#### Task brief:
Below are records to be output exactly, every one of them.

___

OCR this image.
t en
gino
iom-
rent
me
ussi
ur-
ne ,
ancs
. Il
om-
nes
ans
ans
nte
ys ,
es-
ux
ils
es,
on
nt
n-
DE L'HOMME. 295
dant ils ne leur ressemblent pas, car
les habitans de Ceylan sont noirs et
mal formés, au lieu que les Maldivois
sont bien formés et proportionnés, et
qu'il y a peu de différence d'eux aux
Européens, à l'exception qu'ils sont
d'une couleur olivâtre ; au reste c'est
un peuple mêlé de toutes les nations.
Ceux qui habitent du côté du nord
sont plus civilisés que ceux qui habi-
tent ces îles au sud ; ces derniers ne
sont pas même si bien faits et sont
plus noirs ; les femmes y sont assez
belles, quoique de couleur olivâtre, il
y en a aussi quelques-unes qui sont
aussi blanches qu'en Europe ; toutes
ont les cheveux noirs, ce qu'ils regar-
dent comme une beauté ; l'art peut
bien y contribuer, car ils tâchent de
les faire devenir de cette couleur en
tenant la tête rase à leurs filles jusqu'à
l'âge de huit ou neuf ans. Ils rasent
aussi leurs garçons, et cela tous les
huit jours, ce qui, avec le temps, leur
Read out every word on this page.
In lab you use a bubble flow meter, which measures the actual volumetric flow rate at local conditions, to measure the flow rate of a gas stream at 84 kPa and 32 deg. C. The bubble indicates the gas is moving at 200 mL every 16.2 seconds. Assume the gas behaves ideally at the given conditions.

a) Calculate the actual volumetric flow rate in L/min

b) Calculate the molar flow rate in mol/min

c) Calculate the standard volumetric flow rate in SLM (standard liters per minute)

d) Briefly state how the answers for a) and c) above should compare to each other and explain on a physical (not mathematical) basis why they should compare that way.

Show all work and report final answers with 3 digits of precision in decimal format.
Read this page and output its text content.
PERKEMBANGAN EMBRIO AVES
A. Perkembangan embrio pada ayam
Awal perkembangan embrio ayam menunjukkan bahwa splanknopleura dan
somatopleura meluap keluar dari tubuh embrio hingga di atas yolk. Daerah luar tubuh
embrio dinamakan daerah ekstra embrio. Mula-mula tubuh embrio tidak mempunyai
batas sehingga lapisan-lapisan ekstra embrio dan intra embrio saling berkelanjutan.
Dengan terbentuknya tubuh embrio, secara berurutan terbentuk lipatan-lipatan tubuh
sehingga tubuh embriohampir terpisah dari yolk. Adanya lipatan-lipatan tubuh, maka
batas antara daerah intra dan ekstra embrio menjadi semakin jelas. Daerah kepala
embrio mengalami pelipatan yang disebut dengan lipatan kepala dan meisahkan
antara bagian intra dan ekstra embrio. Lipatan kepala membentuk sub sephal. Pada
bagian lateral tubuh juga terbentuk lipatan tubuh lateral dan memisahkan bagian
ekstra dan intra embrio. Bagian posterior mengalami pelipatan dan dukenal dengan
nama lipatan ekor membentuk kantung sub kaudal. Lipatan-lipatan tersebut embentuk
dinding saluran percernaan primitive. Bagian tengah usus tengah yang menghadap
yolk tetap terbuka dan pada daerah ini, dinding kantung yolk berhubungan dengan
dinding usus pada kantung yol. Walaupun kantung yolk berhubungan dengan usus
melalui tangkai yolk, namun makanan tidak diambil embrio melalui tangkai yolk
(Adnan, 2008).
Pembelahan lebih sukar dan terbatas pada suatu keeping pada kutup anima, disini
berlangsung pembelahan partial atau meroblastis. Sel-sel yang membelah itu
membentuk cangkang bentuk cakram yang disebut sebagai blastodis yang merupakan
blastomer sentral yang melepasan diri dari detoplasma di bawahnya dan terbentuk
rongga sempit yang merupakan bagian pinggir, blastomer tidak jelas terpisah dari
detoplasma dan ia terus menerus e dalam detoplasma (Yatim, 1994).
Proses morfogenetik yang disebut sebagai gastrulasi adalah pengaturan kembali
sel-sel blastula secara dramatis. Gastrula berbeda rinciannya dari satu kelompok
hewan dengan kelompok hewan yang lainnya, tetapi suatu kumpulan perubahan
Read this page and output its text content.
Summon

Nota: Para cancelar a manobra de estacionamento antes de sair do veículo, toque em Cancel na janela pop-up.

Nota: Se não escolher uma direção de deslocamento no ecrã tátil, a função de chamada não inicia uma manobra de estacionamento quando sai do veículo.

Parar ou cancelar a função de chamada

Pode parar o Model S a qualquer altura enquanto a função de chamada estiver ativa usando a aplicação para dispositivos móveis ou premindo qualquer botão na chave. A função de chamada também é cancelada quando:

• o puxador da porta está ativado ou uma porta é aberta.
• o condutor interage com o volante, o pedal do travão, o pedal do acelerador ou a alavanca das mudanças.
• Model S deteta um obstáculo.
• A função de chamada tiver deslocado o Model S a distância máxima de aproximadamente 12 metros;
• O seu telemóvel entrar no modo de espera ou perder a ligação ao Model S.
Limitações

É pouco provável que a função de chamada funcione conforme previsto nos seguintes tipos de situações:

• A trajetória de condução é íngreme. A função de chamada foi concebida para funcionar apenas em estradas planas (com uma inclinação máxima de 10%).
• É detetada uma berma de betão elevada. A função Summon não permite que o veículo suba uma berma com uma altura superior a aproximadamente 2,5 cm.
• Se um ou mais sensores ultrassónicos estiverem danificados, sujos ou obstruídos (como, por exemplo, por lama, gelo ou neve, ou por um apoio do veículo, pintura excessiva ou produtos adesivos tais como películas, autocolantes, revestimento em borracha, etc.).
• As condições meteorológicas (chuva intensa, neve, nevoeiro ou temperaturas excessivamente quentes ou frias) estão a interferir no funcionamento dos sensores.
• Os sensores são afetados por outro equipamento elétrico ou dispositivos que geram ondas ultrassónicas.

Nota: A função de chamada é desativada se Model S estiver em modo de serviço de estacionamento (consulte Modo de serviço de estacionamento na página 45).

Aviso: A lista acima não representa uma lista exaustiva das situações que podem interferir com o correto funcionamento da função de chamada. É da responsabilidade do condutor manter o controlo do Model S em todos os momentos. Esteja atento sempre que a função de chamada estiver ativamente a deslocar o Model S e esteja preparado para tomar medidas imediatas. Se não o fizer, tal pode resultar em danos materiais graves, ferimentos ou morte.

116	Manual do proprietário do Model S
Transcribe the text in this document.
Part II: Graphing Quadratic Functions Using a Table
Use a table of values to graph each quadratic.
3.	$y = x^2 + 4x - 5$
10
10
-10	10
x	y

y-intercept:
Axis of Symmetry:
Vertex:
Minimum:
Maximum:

___

#### Response to this exercise:
OCR this image.
t en
gino
iom-
rent
me
ussi
ur-
ne ,
ancs
. Il
om-
nes
ans
ans
nte
ys ,
es-
ux
ils
es,
on
nt
n-
DE L'HOMME. 295
dant ils ne leur ressemblent pas, car
les habitans de Ceylan sont noirs et
mal formés, au lieu que les Maldivois
sont bien formés et proportionnés, et
qu'il y a peu de différence d'eux aux
Européens, à l'exception qu'ils sont
d'une couleur olivâtre ; au reste c'est
un peuple mêlé de toutes les nations.
Ceux qui habitent du côté du nord
sont plus civilisés que ceux qui habi-
tent ces îles au sud ; ces derniers ne
sont pas même si bien faits et sont
plus noirs ; les femmes y sont assez
belles, quoique de couleur olivâtre, il
y en a aussi quelques-unes qui sont
aussi blanches qu'en Europe ; toutes
ont les cheveux noirs, ce qu'ils regar-
dent comme une beauté ; l'art peut
bien y contribuer, car ils tâchent de
les faire devenir de cette couleur en
tenant la tête rase à leurs filles jusqu'à
l'âge de huit ou neuf ans. Ils rasent
aussi leurs garçons, et cela tous les
huit jours, ce qui, avec le temps, leur
Read out every word on this page.
In lab you use a bubble flow meter, which measures the actual volumetric flow rate at local conditions, to measure the flow rate of a gas stream at 84 kPa and 32 deg. C. The bubble indicates the gas is moving at 200 mL every 16.2 seconds. Assume the gas behaves ideally at the given conditions.

a) Calculate the actual volumetric flow rate in L/min

b) Calculate the molar flow rate in mol/min

c) Calculate the standard volumetric flow rate in SLM (standard liters per minute)

d) Briefly state how the answers for a) and c) above should compare to each other and explain on a physical (not mathematical) basis why they should compare that way.

Show all work and report final answers with 3 digits of precision in decimal format.
Read this page and output its text content.
PERKEMBANGAN EMBRIO AVES
A. Perkembangan embrio pada ayam
Awal perkembangan embrio ayam menunjukkan bahwa splanknopleura dan
somatopleura meluap keluar dari tubuh embrio hingga di atas yolk. Daerah luar tubuh
embrio dinamakan daerah ekstra embrio. Mula-mula tubuh embrio tidak mempunyai
batas sehingga lapisan-lapisan ekstra embrio dan intra embrio saling berkelanjutan.
Dengan terbentuknya tubuh embrio, secara berurutan terbentuk lipatan-lipatan tubuh
sehingga tubuh embriohampir terpisah dari yolk. Adanya lipatan-lipatan tubuh, maka
batas antara daerah intra dan ekstra embrio menjadi semakin jelas. Daerah kepala
embrio mengalami pelipatan yang disebut dengan lipatan kepala dan meisahkan
antara bagian intra dan ekstra embrio. Lipatan kepala membentuk sub sephal. Pada
bagian lateral tubuh juga terbentuk lipatan tubuh lateral dan memisahkan bagian
ekstra dan intra embrio. Bagian posterior mengalami pelipatan dan dukenal dengan
nama lipatan ekor membentuk kantung sub kaudal. Lipatan-lipatan tersebut embentuk
dinding saluran percernaan primitive. Bagian tengah usus tengah yang menghadap
yolk tetap terbuka dan pada daerah ini, dinding kantung yolk berhubungan dengan
dinding usus pada kantung yol. Walaupun kantung yolk berhubungan dengan usus
melalui tangkai yolk, namun makanan tidak diambil embrio melalui tangkai yolk
(Adnan, 2008).
Pembelahan lebih sukar dan terbatas pada suatu keeping pada kutup anima, disini
berlangsung pembelahan partial atau meroblastis. Sel-sel yang membelah itu
membentuk cangkang bentuk cakram yang disebut sebagai blastodis yang merupakan
blastomer sentral yang melepasan diri dari detoplasma di bawahnya dan terbentuk
rongga sempit yang merupakan bagian pinggir, blastomer tidak jelas terpisah dari
detoplasma dan ia terus menerus e dalam detoplasma (Yatim, 1994).
Proses morfogenetik yang disebut sebagai gastrulasi adalah pengaturan kembali
sel-sel blastula secara dramatis. Gastrula berbeda rinciannya dari satu kelompok
hewan dengan kelompok hewan yang lainnya, tetapi suatu kumpulan perubahan
Read this page and output its text content.
Summon

Nota: Para cancelar a manobra de estacionamento antes de sair do veículo, toque em Cancel na janela pop-up.

Nota: Se não escolher uma direção de deslocamento no ecrã tátil, a função de chamada não inicia uma manobra de estacionamento quando sai do veículo.

Parar ou cancelar a função de chamada

Pode parar o Model S a qualquer altura enquanto a função de chamada estiver ativa usando a aplicação para dispositivos móveis ou premindo qualquer botão na chave. A função de chamada também é cancelada quando:

• o puxador da porta está ativado ou uma porta é aberta.
• o condutor interage com o volante, o pedal do travão, o pedal do acelerador ou a alavanca das mudanças.
• Model S deteta um obstáculo.
• A função de chamada tiver deslocado o Model S a distância máxima de aproximadamente 12 metros;
• O seu telemóvel entrar no modo de espera ou perder a ligação ao Model S.
Limitações

É pouco provável que a função de chamada funcione conforme previsto nos seguintes tipos de situações:

• A trajetória de condução é íngreme. A função de chamada foi concebida para funcionar apenas em estradas planas (com uma inclinação máxima de 10%).
• É detetada uma berma de betão elevada. A função Summon não permite que o veículo suba uma berma com uma altura superior a aproximadamente 2,5 cm.
• Se um ou mais sensores ultrassónicos estiverem danificados, sujos ou obstruídos (como, por exemplo, por lama, gelo ou neve, ou por um apoio do veículo, pintura excessiva ou produtos adesivos tais como películas, autocolantes, revestimento em borracha, etc.).
• As condições meteorológicas (chuva intensa, neve, nevoeiro ou temperaturas excessivamente quentes ou frias) estão a interferir no funcionamento dos sensores.
• Os sensores são afetados por outro equipamento elétrico ou dispositivos que geram ondas ultrassónicas.

Nota: A função de chamada é desativada se Model S estiver em modo de serviço de estacionamento (consulte Modo de serviço de estacionamento na página 45).

Aviso: A lista acima não representa uma lista exaustiva das situações que podem interferir com o correto funcionamento da função de chamada. É da responsabilidade do condutor manter o controlo do Model S em todos os momentos. Esteja atento sempre que a função de chamada estiver ativamente a deslocar o Model S e esteja preparado para tomar medidas imediatas. Se não o fizer, tal pode resultar em danos materiais graves, ferimentos ou morte.

116	Manual do proprietário do Model S
Transcribe the text in this document.
Part II: Graphing Quadratic Functions Using a Table
Use a table of values to graph each quadratic.
3.	$y = x^2 + 4x - 5$
10
10
-10	10
x	y

y-intercept:
Axis of Symmetry:
Vertex:
Minimum:
Maximum:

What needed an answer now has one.